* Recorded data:

────

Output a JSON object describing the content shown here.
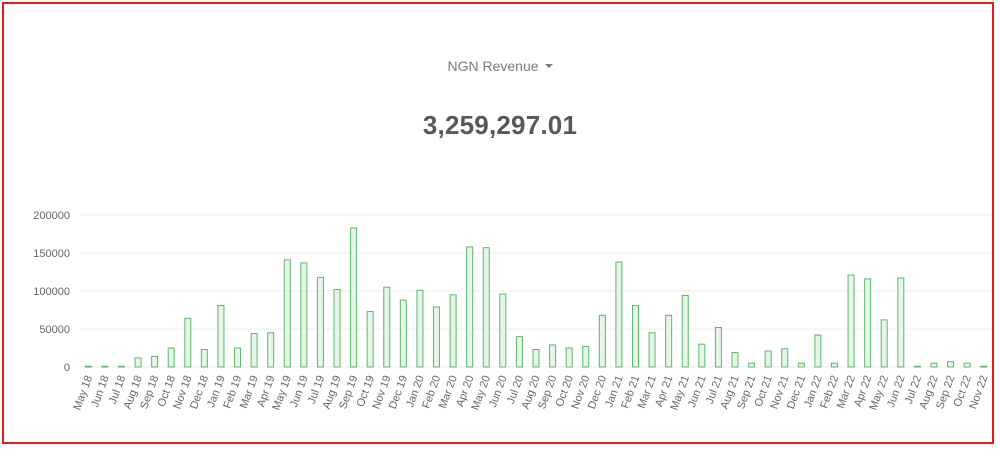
{
  "header": {
    "metric_label": "NGN Revenue",
    "metric_icon": "caret-down-icon",
    "total_value": "3,259,297.01"
  },
  "colors": {
    "bar_stroke": "#5cb86c",
    "bar_fill": "#e6f5e8",
    "grid": "#eeeeee",
    "axis_text": "#666666",
    "frame": "#e31b1b"
  },
  "chart_data": {
    "type": "bar",
    "title": "NGN Revenue",
    "subtitle": "3,259,297.01",
    "xlabel": "",
    "ylabel": "",
    "ylim": [
      0,
      200000
    ],
    "yticks": [
      0,
      50000,
      100000,
      150000,
      200000
    ],
    "ytick_labels": [
      "0",
      "50000",
      "100000",
      "150000",
      "200000"
    ],
    "grid": true,
    "legend": null,
    "categories": [
      "May 18",
      "Jun 18",
      "Jul 18",
      "Aug 18",
      "Sep 18",
      "Oct 18",
      "Nov 18",
      "Dec 18",
      "Jan 19",
      "Feb 19",
      "Mar 19",
      "Apr 19",
      "May 19",
      "Jun 19",
      "Jul 19",
      "Aug 19",
      "Sep 19",
      "Oct 19",
      "Nov 19",
      "Dec 19",
      "Jan 20",
      "Feb 20",
      "Mar 20",
      "Apr 20",
      "May 20",
      "Jun 20",
      "Jul 20",
      "Aug 20",
      "Sep 20",
      "Oct 20",
      "Nov 20",
      "Dec 20",
      "Jan 21",
      "Feb 21",
      "Mar 21",
      "Apr 21",
      "May 21",
      "Jun 21",
      "Jul 21",
      "Aug 21",
      "Sep 21",
      "Oct 21",
      "Nov 21",
      "Dec 21",
      "Jan 22",
      "Feb 22",
      "Mar 22",
      "Apr 22",
      "May 22",
      "Jun 22",
      "Jul 22",
      "Aug 22",
      "Sep 22",
      "Oct 22",
      "Nov 22"
    ],
    "values": [
      300,
      300,
      300,
      12000,
      14000,
      25000,
      64000,
      23000,
      81000,
      25000,
      44000,
      45000,
      141000,
      137000,
      118000,
      102000,
      183000,
      73000,
      105000,
      88000,
      101000,
      79000,
      95000,
      158000,
      157000,
      96000,
      40000,
      23000,
      29000,
      25000,
      27000,
      68000,
      138000,
      81000,
      45000,
      68000,
      94000,
      30000,
      52000,
      19000,
      5000,
      21000,
      24000,
      5000,
      42000,
      5000,
      121000,
      116000,
      62000,
      117000,
      300,
      5000,
      7000,
      5000,
      300
    ]
  }
}
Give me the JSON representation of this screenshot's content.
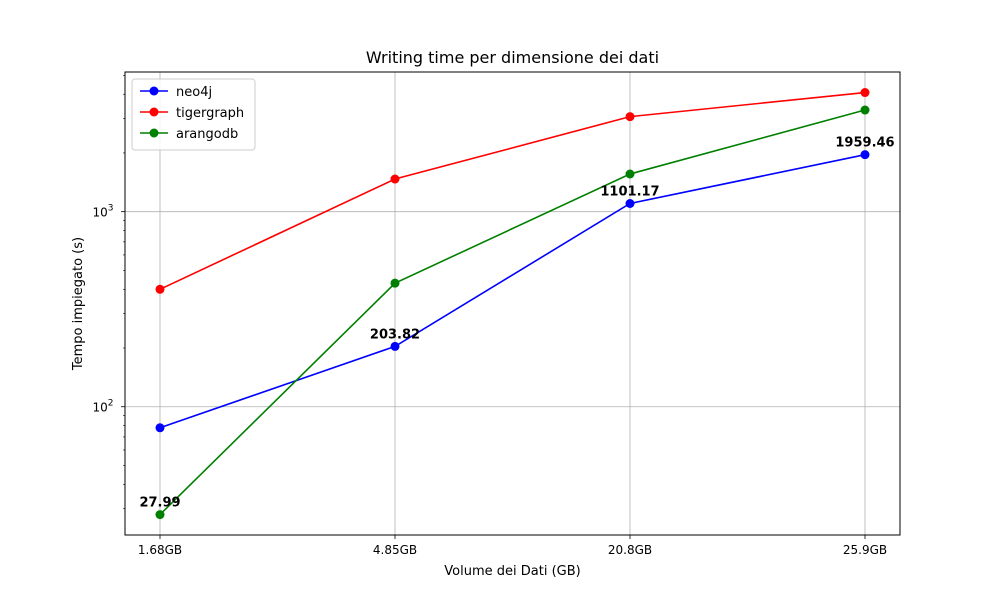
{
  "chart_data": {
    "type": "line",
    "title": "Writing time per dimensione dei dati",
    "xlabel": "Volume dei Dati (GB)",
    "ylabel": "Tempo impiegato (s)",
    "categories": [
      "1.68GB",
      "4.85GB",
      "20.8GB",
      "25.9GB"
    ],
    "y_scale": "log",
    "ylim": [
      22,
      5200
    ],
    "y_ticks": [
      {
        "value": 100,
        "base": "10",
        "exp": "2"
      },
      {
        "value": 1000,
        "base": "10",
        "exp": "3"
      }
    ],
    "grid": true,
    "legend_position": "top-left",
    "series": [
      {
        "name": "neo4j",
        "color": "#0000ff",
        "values": [
          78,
          203.82,
          1101.17,
          1959.46
        ]
      },
      {
        "name": "tigergraph",
        "color": "#ff0000",
        "values": [
          400,
          1470,
          3070,
          4080
        ]
      },
      {
        "name": "arangodb",
        "color": "#008000",
        "values": [
          27.99,
          430,
          1560,
          3320
        ]
      }
    ],
    "annotations": [
      {
        "category": "1.68GB",
        "value": 27.99,
        "text": "27.99"
      },
      {
        "category": "4.85GB",
        "value": 203.82,
        "text": "203.82"
      },
      {
        "category": "20.8GB",
        "value": 1101.17,
        "text": "1101.17"
      },
      {
        "category": "25.9GB",
        "value": 1959.46,
        "text": "1959.46"
      }
    ]
  }
}
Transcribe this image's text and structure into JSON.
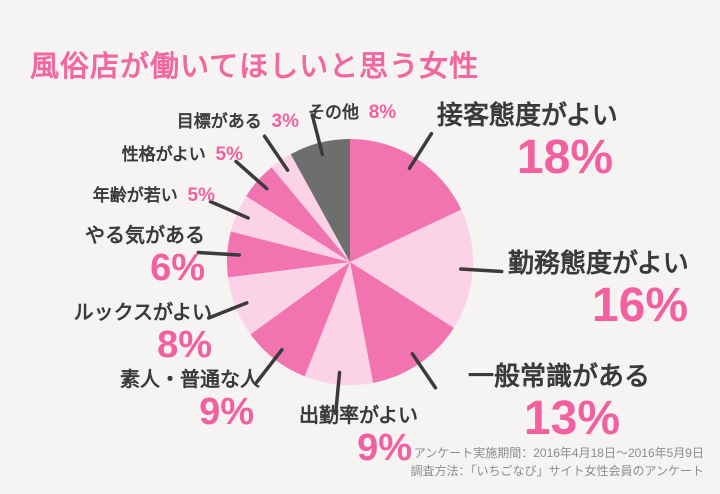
{
  "page": {
    "background": "#f5f4f2"
  },
  "title": {
    "text": "風俗店が働いてほしいと思う女性",
    "color": "#f2679f"
  },
  "footnote": {
    "line1": "アンケート実施期間：2016年4月18日〜2016年5月9日",
    "line2": "調査方法：「いちごなび」サイト女性会員のアンケート"
  },
  "colors": {
    "pink_strong": "#f173b0",
    "pink_light": "#fbd2e6",
    "gray_slice": "#6e6e6e",
    "text_dark": "#3a3a3a",
    "percent_pink": "#f2609f",
    "leader_line": "#3b3b3b"
  },
  "chart_data": {
    "type": "pie",
    "title": "風俗店が働いてほしいと思う女性",
    "unit": "%",
    "start_angle_deg": 0,
    "direction": "clockwise",
    "legend": "none",
    "slices": [
      {
        "label": "接客態度がよい",
        "value": 18,
        "pct": "18%",
        "color": "#f173b0"
      },
      {
        "label": "勤務態度がよい",
        "value": 16,
        "pct": "16%",
        "color": "#fbd2e6"
      },
      {
        "label": "一般常識がある",
        "value": 13,
        "pct": "13%",
        "color": "#f173b0"
      },
      {
        "label": "出勤率がよい",
        "value": 9,
        "pct": "9%",
        "color": "#fbd2e6"
      },
      {
        "label": "素人・普通な人",
        "value": 9,
        "pct": "9%",
        "color": "#f173b0"
      },
      {
        "label": "ルックスがよい",
        "value": 8,
        "pct": "8%",
        "color": "#fbd2e6"
      },
      {
        "label": "やる気がある",
        "value": 6,
        "pct": "6%",
        "color": "#f173b0"
      },
      {
        "label": "年齢が若い",
        "value": 5,
        "pct": "5%",
        "color": "#fbd2e6"
      },
      {
        "label": "性格がよい",
        "value": 5,
        "pct": "5%",
        "color": "#f173b0"
      },
      {
        "label": "目標がある",
        "value": 3,
        "pct": "3%",
        "color": "#fbd2e6"
      },
      {
        "label": "その他",
        "value": 8,
        "pct": "8%",
        "color": "#6e6e6e"
      }
    ]
  }
}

────

* DIRECTIONS:
Transcribe the records above exactly, leaving out every picture.

* EXERCISE OUTPUT:
Output a JSON object describing the content shown here.
{
  "header": {
    "metric_label": "NGN Revenue",
    "metric_icon": "caret-down-icon",
    "total_value": "3,259,297.01"
  },
  "colors": {
    "bar_stroke": "#5cb86c",
    "bar_fill": "#e6f5e8",
    "grid": "#eeeeee",
    "axis_text": "#666666",
    "frame": "#e31b1b"
  },
  "chart_data": {
    "type": "bar",
    "title": "NGN Revenue",
    "subtitle": "3,259,297.01",
    "xlabel": "",
    "ylabel": "",
    "ylim": [
      0,
      200000
    ],
    "yticks": [
      0,
      50000,
      100000,
      150000,
      200000
    ],
    "ytick_labels": [
      "0",
      "50000",
      "100000",
      "150000",
      "200000"
    ],
    "grid": true,
    "legend": null,
    "categories": [
      "May 18",
      "Jun 18",
      "Jul 18",
      "Aug 18",
      "Sep 18",
      "Oct 18",
      "Nov 18",
      "Dec 18",
      "Jan 19",
      "Feb 19",
      "Mar 19",
      "Apr 19",
      "May 19",
      "Jun 19",
      "Jul 19",
      "Aug 19",
      "Sep 19",
      "Oct 19",
      "Nov 19",
      "Dec 19",
      "Jan 20",
      "Feb 20",
      "Mar 20",
      "Apr 20",
      "May 20",
      "Jun 20",
      "Jul 20",
      "Aug 20",
      "Sep 20",
      "Oct 20",
      "Nov 20",
      "Dec 20",
      "Jan 21",
      "Feb 21",
      "Mar 21",
      "Apr 21",
      "May 21",
      "Jun 21",
      "Jul 21",
      "Aug 21",
      "Sep 21",
      "Oct 21",
      "Nov 21",
      "Dec 21",
      "Jan 22",
      "Feb 22",
      "Mar 22",
      "Apr 22",
      "May 22",
      "Jun 22",
      "Jul 22",
      "Aug 22",
      "Sep 22",
      "Oct 22",
      "Nov 22"
    ],
    "values": [
      300,
      300,
      300,
      12000,
      14000,
      25000,
      64000,
      23000,
      81000,
      25000,
      44000,
      45000,
      141000,
      137000,
      118000,
      102000,
      183000,
      73000,
      105000,
      88000,
      101000,
      79000,
      95000,
      158000,
      157000,
      96000,
      40000,
      23000,
      29000,
      25000,
      27000,
      68000,
      138000,
      81000,
      45000,
      68000,
      94000,
      30000,
      52000,
      19000,
      5000,
      21000,
      24000,
      5000,
      42000,
      5000,
      121000,
      116000,
      62000,
      117000,
      300,
      5000,
      7000,
      5000,
      300
    ]
  }
}
Give me the JSON representation of this screenshot's content.
{
  "chart_data": {
    "type": "line",
    "title": "Writing time per dimensione dei dati",
    "xlabel": "Volume dei Dati (GB)",
    "ylabel": "Tempo impiegato (s)",
    "categories": [
      "1.68GB",
      "4.85GB",
      "20.8GB",
      "25.9GB"
    ],
    "y_scale": "log",
    "ylim": [
      22,
      5200
    ],
    "y_ticks": [
      {
        "value": 100,
        "base": "10",
        "exp": "2"
      },
      {
        "value": 1000,
        "base": "10",
        "exp": "3"
      }
    ],
    "grid": true,
    "legend_position": "top-left",
    "series": [
      {
        "name": "neo4j",
        "color": "#0000ff",
        "values": [
          78,
          203.82,
          1101.17,
          1959.46
        ]
      },
      {
        "name": "tigergraph",
        "color": "#ff0000",
        "values": [
          400,
          1470,
          3070,
          4080
        ]
      },
      {
        "name": "arangodb",
        "color": "#008000",
        "values": [
          27.99,
          430,
          1560,
          3320
        ]
      }
    ],
    "annotations": [
      {
        "category": "1.68GB",
        "value": 27.99,
        "text": "27.99"
      },
      {
        "category": "4.85GB",
        "value": 203.82,
        "text": "203.82"
      },
      {
        "category": "20.8GB",
        "value": 1101.17,
        "text": "1101.17"
      },
      {
        "category": "25.9GB",
        "value": 1959.46,
        "text": "1959.46"
      }
    ]
  }
}
Transcribe this image's text and structure into JSON.
{
  "page": {
    "background": "#f5f4f2"
  },
  "title": {
    "text": "風俗店が働いてほしいと思う女性",
    "color": "#f2679f"
  },
  "footnote": {
    "line1": "アンケート実施期間：2016年4月18日〜2016年5月9日",
    "line2": "調査方法：「いちごなび」サイト女性会員のアンケート"
  },
  "colors": {
    "pink_strong": "#f173b0",
    "pink_light": "#fbd2e6",
    "gray_slice": "#6e6e6e",
    "text_dark": "#3a3a3a",
    "percent_pink": "#f2609f",
    "leader_line": "#3b3b3b"
  },
  "chart_data": {
    "type": "pie",
    "title": "風俗店が働いてほしいと思う女性",
    "unit": "%",
    "start_angle_deg": 0,
    "direction": "clockwise",
    "legend": "none",
    "slices": [
      {
        "label": "接客態度がよい",
        "value": 18,
        "pct": "18%",
        "color": "#f173b0"
      },
      {
        "label": "勤務態度がよい",
        "value": 16,
        "pct": "16%",
        "color": "#fbd2e6"
      },
      {
        "label": "一般常識がある",
        "value": 13,
        "pct": "13%",
        "color": "#f173b0"
      },
      {
        "label": "出勤率がよい",
        "value": 9,
        "pct": "9%",
        "color": "#fbd2e6"
      },
      {
        "label": "素人・普通な人",
        "value": 9,
        "pct": "9%",
        "color": "#f173b0"
      },
      {
        "label": "ルックスがよい",
        "value": 8,
        "pct": "8%",
        "color": "#fbd2e6"
      },
      {
        "label": "やる気がある",
        "value": 6,
        "pct": "6%",
        "color": "#f173b0"
      },
      {
        "label": "年齢が若い",
        "value": 5,
        "pct": "5%",
        "color": "#fbd2e6"
      },
      {
        "label": "性格がよい",
        "value": 5,
        "pct": "5%",
        "color": "#f173b0"
      },
      {
        "label": "目標がある",
        "value": 3,
        "pct": "3%",
        "color": "#fbd2e6"
      },
      {
        "label": "その他",
        "value": 8,
        "pct": "8%",
        "color": "#6e6e6e"
      }
    ]
  }
}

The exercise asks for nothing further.